## STORED RECORDS
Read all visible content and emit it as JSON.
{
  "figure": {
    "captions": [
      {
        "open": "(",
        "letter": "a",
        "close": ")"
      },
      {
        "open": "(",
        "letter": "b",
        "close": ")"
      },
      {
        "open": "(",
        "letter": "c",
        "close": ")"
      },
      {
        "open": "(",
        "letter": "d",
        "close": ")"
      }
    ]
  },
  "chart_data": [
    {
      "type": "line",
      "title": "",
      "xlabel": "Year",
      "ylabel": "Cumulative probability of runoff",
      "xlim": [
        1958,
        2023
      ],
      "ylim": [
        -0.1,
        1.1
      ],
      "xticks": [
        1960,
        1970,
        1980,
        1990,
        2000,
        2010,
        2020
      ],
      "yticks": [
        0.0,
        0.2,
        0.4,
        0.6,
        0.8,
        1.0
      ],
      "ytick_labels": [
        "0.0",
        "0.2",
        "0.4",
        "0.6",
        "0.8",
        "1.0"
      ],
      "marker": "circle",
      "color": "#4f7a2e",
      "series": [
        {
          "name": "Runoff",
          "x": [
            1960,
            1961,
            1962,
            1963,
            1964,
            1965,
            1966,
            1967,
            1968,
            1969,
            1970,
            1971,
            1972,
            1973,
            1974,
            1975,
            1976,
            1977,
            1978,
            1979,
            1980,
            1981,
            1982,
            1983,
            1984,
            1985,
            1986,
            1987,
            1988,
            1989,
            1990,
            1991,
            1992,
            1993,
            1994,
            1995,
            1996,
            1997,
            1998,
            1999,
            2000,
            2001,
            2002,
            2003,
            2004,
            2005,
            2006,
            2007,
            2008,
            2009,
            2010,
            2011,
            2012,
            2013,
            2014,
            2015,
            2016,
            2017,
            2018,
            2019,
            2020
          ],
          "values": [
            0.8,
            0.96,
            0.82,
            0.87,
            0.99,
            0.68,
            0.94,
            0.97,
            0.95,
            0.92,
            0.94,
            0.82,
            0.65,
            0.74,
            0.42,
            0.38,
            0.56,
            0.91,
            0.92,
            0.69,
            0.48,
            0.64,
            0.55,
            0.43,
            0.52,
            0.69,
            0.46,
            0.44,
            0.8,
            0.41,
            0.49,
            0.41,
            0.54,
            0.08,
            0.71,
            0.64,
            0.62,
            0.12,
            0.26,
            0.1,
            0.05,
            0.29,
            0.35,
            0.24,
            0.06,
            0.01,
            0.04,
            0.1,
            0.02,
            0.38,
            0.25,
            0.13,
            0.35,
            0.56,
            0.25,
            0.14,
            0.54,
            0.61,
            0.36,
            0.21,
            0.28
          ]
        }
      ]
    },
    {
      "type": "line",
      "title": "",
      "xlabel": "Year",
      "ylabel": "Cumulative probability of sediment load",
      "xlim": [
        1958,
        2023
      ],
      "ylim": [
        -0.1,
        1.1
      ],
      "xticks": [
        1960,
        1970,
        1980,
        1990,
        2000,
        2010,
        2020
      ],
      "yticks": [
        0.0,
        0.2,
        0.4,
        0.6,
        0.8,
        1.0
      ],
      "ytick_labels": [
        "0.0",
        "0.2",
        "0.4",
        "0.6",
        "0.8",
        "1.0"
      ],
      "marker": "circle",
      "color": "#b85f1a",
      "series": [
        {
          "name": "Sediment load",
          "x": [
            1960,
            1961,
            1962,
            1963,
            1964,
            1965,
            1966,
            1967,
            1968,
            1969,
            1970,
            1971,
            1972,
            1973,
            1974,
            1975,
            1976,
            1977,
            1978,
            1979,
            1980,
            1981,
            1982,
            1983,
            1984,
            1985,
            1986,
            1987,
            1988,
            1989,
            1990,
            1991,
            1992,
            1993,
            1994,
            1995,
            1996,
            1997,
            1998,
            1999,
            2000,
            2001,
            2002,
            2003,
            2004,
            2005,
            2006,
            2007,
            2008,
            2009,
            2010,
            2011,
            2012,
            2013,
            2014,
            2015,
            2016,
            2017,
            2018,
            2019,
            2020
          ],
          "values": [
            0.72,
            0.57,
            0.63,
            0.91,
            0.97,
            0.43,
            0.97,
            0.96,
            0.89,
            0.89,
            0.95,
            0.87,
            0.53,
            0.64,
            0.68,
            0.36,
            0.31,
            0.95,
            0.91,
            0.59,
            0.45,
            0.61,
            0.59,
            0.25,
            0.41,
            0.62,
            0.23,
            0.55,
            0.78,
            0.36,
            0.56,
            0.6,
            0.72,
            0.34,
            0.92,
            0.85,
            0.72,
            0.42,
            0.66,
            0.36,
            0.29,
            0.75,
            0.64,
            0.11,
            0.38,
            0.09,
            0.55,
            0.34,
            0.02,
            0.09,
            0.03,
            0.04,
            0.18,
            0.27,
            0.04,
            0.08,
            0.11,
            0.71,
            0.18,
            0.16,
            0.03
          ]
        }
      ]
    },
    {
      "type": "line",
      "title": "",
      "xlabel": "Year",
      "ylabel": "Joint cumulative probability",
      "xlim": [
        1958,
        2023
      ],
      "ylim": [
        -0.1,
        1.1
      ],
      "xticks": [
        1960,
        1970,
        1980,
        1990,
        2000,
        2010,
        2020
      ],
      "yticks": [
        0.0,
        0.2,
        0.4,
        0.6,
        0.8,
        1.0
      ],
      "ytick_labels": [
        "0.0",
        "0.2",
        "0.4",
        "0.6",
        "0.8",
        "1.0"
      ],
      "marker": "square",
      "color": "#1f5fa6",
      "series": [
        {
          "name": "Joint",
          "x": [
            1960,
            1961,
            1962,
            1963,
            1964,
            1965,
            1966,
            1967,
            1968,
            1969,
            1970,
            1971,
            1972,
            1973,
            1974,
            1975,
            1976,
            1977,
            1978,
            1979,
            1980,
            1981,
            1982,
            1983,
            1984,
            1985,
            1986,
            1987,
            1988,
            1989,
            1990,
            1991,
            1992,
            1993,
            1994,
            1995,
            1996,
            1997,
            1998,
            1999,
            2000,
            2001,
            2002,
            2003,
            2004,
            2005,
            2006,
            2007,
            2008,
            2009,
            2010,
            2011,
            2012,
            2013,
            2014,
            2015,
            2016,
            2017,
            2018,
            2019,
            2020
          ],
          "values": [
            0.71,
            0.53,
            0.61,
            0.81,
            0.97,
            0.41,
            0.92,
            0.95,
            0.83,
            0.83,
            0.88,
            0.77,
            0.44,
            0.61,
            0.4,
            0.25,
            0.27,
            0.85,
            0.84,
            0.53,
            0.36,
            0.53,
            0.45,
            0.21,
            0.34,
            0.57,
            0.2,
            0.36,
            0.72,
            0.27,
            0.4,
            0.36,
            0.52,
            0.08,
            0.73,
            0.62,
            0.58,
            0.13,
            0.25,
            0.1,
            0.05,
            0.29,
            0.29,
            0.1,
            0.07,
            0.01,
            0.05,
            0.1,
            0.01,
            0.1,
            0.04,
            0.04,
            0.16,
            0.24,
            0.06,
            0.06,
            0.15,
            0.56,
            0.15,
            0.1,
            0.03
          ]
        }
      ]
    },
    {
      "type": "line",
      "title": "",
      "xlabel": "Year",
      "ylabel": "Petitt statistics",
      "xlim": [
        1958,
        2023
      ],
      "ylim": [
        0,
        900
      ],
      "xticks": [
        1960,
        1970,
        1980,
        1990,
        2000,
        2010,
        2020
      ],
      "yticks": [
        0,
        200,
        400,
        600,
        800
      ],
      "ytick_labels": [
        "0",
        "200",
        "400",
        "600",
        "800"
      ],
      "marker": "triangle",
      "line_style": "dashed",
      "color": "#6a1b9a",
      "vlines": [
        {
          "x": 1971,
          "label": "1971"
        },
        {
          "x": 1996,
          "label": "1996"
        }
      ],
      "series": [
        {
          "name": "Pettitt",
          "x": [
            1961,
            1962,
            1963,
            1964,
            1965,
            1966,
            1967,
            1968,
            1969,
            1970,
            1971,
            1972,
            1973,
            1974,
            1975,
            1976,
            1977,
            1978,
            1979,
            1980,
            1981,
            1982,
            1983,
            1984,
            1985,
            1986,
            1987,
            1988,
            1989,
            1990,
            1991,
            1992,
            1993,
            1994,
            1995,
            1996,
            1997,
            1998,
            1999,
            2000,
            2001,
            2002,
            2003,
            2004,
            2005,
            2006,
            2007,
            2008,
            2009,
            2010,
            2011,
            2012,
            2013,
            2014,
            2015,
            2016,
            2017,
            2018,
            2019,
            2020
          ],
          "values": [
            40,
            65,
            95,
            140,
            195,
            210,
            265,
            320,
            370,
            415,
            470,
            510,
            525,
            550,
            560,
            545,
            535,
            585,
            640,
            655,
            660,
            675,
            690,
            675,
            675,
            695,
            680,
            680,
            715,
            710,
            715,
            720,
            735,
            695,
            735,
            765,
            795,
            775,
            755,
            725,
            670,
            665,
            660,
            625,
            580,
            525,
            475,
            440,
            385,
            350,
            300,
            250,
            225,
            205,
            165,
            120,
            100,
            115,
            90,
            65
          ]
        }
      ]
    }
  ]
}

## DIRECTIONS
Using the records above, copy each line that contains "name".

## FULL SOLUTION
          "name": "Runoff",
          "name": "Sediment load",
          "name": "Joint",
          "name": "Pettitt",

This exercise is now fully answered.